Copy every entry exactly.
--- Begin DATA SHOWN ---
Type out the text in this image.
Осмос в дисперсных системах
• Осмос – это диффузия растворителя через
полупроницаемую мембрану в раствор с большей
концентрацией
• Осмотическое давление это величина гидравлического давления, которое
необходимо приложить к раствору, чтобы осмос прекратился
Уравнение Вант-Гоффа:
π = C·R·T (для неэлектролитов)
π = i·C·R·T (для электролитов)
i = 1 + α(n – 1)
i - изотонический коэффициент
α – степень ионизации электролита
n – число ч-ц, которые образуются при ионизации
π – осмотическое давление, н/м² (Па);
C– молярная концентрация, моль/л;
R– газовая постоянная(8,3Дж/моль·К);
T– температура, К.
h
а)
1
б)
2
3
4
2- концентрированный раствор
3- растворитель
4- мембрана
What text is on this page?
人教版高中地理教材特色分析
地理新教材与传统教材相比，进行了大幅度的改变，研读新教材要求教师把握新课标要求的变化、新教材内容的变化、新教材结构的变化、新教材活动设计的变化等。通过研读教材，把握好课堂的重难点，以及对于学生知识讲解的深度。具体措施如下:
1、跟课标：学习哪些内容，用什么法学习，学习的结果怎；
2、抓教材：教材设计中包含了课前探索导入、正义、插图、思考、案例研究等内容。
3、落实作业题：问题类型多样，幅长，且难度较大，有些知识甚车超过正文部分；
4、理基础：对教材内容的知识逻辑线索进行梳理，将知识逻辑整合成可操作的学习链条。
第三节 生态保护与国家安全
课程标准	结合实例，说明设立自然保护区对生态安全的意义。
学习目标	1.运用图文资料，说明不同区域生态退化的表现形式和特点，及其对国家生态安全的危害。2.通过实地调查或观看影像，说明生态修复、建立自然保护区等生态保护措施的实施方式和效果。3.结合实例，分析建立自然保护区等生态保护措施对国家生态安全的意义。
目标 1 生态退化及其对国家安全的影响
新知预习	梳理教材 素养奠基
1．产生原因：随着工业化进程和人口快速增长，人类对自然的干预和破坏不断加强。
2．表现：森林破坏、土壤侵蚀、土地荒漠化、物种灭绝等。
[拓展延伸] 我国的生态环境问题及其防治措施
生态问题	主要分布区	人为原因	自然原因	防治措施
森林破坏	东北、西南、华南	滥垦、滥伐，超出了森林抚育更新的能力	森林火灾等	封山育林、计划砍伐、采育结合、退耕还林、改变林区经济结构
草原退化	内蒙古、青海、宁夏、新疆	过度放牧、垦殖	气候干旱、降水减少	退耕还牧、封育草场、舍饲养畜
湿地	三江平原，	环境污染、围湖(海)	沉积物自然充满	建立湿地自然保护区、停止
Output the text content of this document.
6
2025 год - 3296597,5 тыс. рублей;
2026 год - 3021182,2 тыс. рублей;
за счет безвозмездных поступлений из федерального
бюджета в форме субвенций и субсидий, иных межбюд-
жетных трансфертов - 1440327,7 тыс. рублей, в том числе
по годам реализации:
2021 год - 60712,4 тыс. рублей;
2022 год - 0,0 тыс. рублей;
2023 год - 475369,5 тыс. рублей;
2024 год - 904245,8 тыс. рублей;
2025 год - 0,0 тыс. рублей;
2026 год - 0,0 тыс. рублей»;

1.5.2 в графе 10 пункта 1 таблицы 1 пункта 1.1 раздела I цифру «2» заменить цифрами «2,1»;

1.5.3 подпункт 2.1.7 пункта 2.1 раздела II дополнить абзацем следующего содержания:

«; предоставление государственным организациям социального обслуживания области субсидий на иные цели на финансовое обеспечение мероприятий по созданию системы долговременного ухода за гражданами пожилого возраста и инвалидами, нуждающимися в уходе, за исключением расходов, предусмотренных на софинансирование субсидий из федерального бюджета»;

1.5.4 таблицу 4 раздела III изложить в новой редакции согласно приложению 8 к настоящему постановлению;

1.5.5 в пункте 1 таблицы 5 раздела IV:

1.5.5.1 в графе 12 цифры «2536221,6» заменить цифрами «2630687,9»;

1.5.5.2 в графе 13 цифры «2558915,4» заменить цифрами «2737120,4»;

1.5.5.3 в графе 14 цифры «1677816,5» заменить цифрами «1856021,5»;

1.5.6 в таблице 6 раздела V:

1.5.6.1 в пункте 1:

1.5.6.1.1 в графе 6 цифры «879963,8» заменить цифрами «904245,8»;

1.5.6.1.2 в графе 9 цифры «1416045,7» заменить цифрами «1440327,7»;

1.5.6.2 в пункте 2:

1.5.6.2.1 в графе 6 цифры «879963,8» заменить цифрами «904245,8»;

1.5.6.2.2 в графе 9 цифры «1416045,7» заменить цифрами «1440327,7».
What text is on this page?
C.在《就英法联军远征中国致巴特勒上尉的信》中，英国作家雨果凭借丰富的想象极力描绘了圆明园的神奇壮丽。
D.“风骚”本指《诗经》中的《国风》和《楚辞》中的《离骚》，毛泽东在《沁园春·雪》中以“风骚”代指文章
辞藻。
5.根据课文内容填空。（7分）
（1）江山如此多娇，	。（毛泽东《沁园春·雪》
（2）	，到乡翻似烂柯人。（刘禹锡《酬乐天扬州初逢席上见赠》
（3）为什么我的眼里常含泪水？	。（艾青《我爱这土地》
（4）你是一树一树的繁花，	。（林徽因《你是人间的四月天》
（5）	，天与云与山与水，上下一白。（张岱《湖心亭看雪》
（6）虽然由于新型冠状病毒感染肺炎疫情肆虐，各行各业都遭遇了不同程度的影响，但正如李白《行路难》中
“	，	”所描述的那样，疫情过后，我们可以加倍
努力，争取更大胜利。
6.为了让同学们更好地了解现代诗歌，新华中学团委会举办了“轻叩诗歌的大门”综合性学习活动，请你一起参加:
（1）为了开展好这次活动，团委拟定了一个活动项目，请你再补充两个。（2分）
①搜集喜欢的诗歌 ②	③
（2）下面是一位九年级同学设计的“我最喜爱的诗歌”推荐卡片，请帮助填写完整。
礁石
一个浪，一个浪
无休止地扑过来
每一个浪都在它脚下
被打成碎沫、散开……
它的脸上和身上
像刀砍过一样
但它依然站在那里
--- End DATA SHOWN ---
# EXERCISE OUTPUT
Type out the text in this image.
Осмос в дисперсных системах
• Осмос – это диффузия растворителя через
полупроницаемую мембрану в раствор с большей
концентрацией
• Осмотическое давление это величина гидравлического давления, которое
необходимо приложить к раствору, чтобы осмос прекратился
Уравнение Вант-Гоффа:
π = C·R·T (для неэлектролитов)
π = i·C·R·T (для электролитов)
i = 1 + α(n – 1)
i - изотонический коэффициент
α – степень ионизации электролита
n – число ч-ц, которые образуются при ионизации
π – осмотическое давление, н/м² (Па);
C– молярная концентрация, моль/л;
R– газовая постоянная(8,3Дж/моль·К);
T– температура, К.
h
а)
1
б)
2
3
4
2- концентрированный раствор
3- растворитель
4- мембрана
What text is on this page?
人教版高中地理教材特色分析
地理新教材与传统教材相比，进行了大幅度的改变，研读新教材要求教师把握新课标要求的变化、新教材内容的变化、新教材结构的变化、新教材活动设计的变化等。通过研读教材，把握好课堂的重难点，以及对于学生知识讲解的深度。具体措施如下:
1、跟课标：学习哪些内容，用什么法学习，学习的结果怎；
2、抓教材：教材设计中包含了课前探索导入、正义、插图、思考、案例研究等内容。
3、落实作业题：问题类型多样，幅长，且难度较大，有些知识甚车超过正文部分；
4、理基础：对教材内容的知识逻辑线索进行梳理，将知识逻辑整合成可操作的学习链条。
第三节 生态保护与国家安全
课程标准	结合实例，说明设立自然保护区对生态安全的意义。
学习目标	1.运用图文资料，说明不同区域生态退化的表现形式和特点，及其对国家生态安全的危害。2.通过实地调查或观看影像，说明生态修复、建立自然保护区等生态保护措施的实施方式和效果。3.结合实例，分析建立自然保护区等生态保护措施对国家生态安全的意义。
目标 1 生态退化及其对国家安全的影响
新知预习	梳理教材 素养奠基
1．产生原因：随着工业化进程和人口快速增长，人类对自然的干预和破坏不断加强。
2．表现：森林破坏、土壤侵蚀、土地荒漠化、物种灭绝等。
[拓展延伸] 我国的生态环境问题及其防治措施
生态问题	主要分布区	人为原因	自然原因	防治措施
森林破坏	东北、西南、华南	滥垦、滥伐，超出了森林抚育更新的能力	森林火灾等	封山育林、计划砍伐、采育结合、退耕还林、改变林区经济结构
草原退化	内蒙古、青海、宁夏、新疆	过度放牧、垦殖	气候干旱、降水减少	退耕还牧、封育草场、舍饲养畜
湿地	三江平原，	环境污染、围湖(海)	沉积物自然充满	建立湿地自然保护区、停止
Output the text content of this document.
6
2025 год - 3296597,5 тыс. рублей;
2026 год - 3021182,2 тыс. рублей;
за счет безвозмездных поступлений из федерального
бюджета в форме субвенций и субсидий, иных межбюд-
жетных трансфертов - 1440327,7 тыс. рублей, в том числе
по годам реализации:
2021 год - 60712,4 тыс. рублей;
2022 год - 0,0 тыс. рублей;
2023 год - 475369,5 тыс. рублей;
2024 год - 904245,8 тыс. рублей;
2025 год - 0,0 тыс. рублей;
2026 год - 0,0 тыс. рублей»;

1.5.2 в графе 10 пункта 1 таблицы 1 пункта 1.1 раздела I цифру «2» заменить цифрами «2,1»;

1.5.3 подпункт 2.1.7 пункта 2.1 раздела II дополнить абзацем следующего содержания:

«; предоставление государственным организациям социального обслуживания области субсидий на иные цели на финансовое обеспечение мероприятий по созданию системы долговременного ухода за гражданами пожилого возраста и инвалидами, нуждающимися в уходе, за исключением расходов, предусмотренных на софинансирование субсидий из федерального бюджета»;

1.5.4 таблицу 4 раздела III изложить в новой редакции согласно приложению 8 к настоящему постановлению;

1.5.5 в пункте 1 таблицы 5 раздела IV:

1.5.5.1 в графе 12 цифры «2536221,6» заменить цифрами «2630687,9»;

1.5.5.2 в графе 13 цифры «2558915,4» заменить цифрами «2737120,4»;

1.5.5.3 в графе 14 цифры «1677816,5» заменить цифрами «1856021,5»;

1.5.6 в таблице 6 раздела V:

1.5.6.1 в пункте 1:

1.5.6.1.1 в графе 6 цифры «879963,8» заменить цифрами «904245,8»;

1.5.6.1.2 в графе 9 цифры «1416045,7» заменить цифрами «1440327,7»;

1.5.6.2 в пункте 2:

1.5.6.2.1 в графе 6 цифры «879963,8» заменить цифрами «904245,8»;

1.5.6.2.2 в графе 9 цифры «1416045,7» заменить цифрами «1440327,7».
What text is on this page?
C.在《就英法联军远征中国致巴特勒上尉的信》中，英国作家雨果凭借丰富的想象极力描绘了圆明园的神奇壮丽。
D.“风骚”本指《诗经》中的《国风》和《楚辞》中的《离骚》，毛泽东在《沁园春·雪》中以“风骚”代指文章
辞藻。
5.根据课文内容填空。（7分）
（1）江山如此多娇，	。（毛泽东《沁园春·雪》
（2）	，到乡翻似烂柯人。（刘禹锡《酬乐天扬州初逢席上见赠》
（3）为什么我的眼里常含泪水？	。（艾青《我爱这土地》
（4）你是一树一树的繁花，	。（林徽因《你是人间的四月天》
（5）	，天与云与山与水，上下一白。（张岱《湖心亭看雪》
（6）虽然由于新型冠状病毒感染肺炎疫情肆虐，各行各业都遭遇了不同程度的影响，但正如李白《行路难》中
“	，	”所描述的那样，疫情过后，我们可以加倍
努力，争取更大胜利。
6.为了让同学们更好地了解现代诗歌，新华中学团委会举办了“轻叩诗歌的大门”综合性学习活动，请你一起参加:
（1）为了开展好这次活动，团委拟定了一个活动项目，请你再补充两个。（2分）
①搜集喜欢的诗歌 ②	③
（2）下面是一位九年级同学设计的“我最喜爱的诗歌”推荐卡片，请帮助填写完整。
礁石
一个浪，一个浪
无休止地扑过来
每一个浪都在它脚下
被打成碎沫、散开……
它的脸上和身上
像刀砍过一样
但它依然站在那里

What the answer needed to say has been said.